• WHAT IS REQUIRED:
Copy out the lines that have "zagospodarowania" in them.

(Rows from a dataset)
* * *
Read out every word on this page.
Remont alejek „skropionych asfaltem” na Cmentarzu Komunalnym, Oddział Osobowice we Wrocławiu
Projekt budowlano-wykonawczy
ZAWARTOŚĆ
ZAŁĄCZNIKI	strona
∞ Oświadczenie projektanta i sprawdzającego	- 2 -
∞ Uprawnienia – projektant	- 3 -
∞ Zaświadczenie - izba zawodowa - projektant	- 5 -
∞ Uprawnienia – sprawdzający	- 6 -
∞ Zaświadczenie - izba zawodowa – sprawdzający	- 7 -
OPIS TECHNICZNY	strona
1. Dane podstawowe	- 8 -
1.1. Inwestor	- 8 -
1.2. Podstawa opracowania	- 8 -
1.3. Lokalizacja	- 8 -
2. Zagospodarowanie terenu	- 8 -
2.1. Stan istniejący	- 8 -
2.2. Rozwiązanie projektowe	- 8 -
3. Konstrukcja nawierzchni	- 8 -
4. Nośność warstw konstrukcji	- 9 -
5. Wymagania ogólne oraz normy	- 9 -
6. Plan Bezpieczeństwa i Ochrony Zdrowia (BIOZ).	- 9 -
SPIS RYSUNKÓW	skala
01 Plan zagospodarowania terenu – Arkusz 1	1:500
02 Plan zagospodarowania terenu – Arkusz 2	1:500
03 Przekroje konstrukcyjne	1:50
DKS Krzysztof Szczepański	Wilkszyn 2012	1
* * *
• THE REPLY:
01 Plan zagospodarowania terenu – Arkusz 1	1:500
02 Plan zagospodarowania terenu – Arkusz 2	1:500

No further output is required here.